**EXERCISE**
State how many lines of the data contain the word "level", and write nothing besides the number.

----------

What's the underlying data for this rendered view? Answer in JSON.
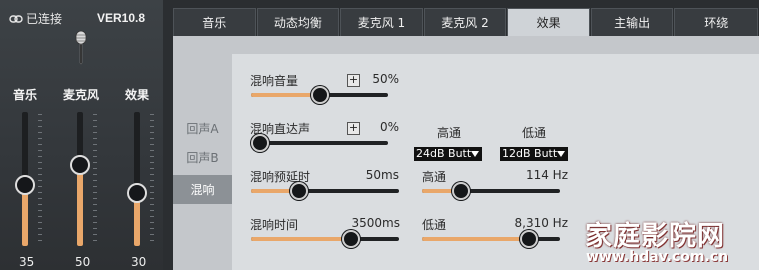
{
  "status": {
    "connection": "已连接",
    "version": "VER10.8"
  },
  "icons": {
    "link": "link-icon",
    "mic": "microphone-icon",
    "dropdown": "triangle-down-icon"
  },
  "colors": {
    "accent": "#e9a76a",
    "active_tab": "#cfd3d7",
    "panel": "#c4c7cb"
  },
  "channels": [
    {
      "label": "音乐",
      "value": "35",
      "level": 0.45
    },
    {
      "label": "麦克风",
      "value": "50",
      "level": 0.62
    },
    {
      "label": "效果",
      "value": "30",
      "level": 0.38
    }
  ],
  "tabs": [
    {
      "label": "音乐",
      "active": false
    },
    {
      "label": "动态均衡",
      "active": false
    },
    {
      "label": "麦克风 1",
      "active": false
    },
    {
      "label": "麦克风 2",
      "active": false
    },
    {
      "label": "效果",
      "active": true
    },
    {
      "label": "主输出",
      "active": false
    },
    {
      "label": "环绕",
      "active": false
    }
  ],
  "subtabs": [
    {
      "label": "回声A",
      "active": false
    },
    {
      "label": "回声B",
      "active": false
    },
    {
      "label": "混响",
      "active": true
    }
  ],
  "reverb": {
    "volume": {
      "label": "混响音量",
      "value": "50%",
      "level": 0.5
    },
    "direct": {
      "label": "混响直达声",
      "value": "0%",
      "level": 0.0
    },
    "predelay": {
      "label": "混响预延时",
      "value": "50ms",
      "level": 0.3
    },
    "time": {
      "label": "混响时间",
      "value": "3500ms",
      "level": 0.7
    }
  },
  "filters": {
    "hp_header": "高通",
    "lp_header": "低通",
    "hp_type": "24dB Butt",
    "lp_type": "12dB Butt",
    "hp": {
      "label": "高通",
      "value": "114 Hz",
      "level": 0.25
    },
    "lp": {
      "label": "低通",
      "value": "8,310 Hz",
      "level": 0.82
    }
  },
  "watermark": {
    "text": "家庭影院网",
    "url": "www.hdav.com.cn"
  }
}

----------

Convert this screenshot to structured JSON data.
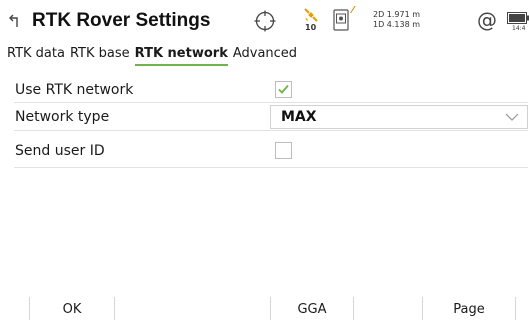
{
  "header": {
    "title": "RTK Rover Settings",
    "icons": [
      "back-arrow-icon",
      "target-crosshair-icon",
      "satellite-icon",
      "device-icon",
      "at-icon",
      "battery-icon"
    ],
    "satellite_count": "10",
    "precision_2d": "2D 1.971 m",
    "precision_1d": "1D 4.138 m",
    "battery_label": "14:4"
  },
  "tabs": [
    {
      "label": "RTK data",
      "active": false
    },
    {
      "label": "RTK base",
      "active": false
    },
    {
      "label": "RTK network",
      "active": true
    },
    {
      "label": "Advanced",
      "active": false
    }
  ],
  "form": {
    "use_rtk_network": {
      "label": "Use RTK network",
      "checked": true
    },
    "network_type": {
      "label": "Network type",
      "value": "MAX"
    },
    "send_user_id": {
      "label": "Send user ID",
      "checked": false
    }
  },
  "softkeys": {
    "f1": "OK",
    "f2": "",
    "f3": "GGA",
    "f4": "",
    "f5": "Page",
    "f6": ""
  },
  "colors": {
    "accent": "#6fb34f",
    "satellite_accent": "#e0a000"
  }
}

----------

**TASK ANSWER**
9